------ Source records

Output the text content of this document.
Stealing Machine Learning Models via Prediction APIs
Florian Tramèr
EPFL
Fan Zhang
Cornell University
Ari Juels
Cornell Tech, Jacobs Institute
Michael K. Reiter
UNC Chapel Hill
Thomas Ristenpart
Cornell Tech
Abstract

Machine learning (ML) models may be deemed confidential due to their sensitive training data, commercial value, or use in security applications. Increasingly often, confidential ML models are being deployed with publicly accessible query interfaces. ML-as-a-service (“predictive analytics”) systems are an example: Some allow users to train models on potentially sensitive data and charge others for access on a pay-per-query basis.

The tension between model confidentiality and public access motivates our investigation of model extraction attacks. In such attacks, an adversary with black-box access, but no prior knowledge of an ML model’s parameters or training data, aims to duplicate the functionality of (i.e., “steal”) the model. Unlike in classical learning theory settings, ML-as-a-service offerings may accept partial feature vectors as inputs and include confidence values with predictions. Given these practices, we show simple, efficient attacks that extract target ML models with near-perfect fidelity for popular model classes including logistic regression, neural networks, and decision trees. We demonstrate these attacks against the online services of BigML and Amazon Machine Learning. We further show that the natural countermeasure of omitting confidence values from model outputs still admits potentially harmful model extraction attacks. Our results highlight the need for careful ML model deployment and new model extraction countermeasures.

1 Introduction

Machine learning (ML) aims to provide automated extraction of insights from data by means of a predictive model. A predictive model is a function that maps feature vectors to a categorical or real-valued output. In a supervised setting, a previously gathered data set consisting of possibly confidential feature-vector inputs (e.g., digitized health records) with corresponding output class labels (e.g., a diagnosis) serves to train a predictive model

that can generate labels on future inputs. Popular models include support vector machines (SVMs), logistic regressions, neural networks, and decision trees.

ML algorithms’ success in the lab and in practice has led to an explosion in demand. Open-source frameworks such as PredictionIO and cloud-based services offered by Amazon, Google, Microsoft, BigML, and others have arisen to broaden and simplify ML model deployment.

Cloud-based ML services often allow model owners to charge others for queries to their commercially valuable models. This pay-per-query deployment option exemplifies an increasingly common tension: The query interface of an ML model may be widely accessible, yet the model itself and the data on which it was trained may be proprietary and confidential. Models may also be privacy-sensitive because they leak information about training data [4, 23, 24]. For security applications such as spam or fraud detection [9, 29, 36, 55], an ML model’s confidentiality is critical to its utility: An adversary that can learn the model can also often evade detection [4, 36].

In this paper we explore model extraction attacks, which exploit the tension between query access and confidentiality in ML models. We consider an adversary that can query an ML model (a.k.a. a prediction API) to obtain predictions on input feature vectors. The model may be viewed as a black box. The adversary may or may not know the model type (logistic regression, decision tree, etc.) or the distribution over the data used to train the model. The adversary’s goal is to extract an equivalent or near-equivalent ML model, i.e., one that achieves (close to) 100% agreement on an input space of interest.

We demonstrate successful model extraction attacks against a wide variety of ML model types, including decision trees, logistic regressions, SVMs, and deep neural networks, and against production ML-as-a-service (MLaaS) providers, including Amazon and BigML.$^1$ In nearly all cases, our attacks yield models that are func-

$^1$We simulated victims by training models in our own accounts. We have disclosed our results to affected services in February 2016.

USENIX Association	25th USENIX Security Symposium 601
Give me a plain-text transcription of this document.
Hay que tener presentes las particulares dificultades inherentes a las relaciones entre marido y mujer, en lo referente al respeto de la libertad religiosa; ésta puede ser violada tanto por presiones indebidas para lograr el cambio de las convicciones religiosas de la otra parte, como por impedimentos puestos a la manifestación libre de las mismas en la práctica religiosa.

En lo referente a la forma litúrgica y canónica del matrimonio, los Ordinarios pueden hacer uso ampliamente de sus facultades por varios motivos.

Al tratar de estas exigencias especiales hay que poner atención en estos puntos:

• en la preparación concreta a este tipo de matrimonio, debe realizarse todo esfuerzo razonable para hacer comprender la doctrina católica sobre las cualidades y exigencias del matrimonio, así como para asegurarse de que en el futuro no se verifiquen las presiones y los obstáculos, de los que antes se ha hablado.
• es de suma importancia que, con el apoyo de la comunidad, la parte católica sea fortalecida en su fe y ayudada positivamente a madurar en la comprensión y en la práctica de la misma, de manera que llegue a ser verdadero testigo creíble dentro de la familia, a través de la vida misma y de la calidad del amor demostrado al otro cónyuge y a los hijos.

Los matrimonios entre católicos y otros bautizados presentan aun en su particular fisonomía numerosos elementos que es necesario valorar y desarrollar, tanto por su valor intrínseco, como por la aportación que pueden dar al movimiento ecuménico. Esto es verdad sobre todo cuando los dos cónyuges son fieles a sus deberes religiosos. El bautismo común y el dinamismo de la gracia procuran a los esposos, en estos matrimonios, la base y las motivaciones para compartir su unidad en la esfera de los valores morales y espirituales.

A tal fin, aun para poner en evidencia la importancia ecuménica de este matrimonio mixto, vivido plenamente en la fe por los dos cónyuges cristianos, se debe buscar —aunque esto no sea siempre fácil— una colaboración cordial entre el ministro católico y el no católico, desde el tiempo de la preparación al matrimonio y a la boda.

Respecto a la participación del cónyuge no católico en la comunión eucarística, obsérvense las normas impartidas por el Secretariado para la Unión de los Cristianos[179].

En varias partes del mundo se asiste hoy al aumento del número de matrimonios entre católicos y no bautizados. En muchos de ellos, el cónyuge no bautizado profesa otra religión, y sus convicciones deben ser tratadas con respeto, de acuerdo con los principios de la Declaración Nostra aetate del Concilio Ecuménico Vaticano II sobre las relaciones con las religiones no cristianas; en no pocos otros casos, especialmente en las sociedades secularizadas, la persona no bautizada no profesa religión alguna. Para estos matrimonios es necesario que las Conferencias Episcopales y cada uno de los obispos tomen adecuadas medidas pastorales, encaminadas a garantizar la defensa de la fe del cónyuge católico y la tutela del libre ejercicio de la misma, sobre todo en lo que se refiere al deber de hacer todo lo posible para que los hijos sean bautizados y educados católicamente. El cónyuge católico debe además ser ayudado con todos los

------------

→ **Goal of the exercise**
Count how many lines of the data include the word "charge". Your reply should be that number alone.

→ **Task result**
2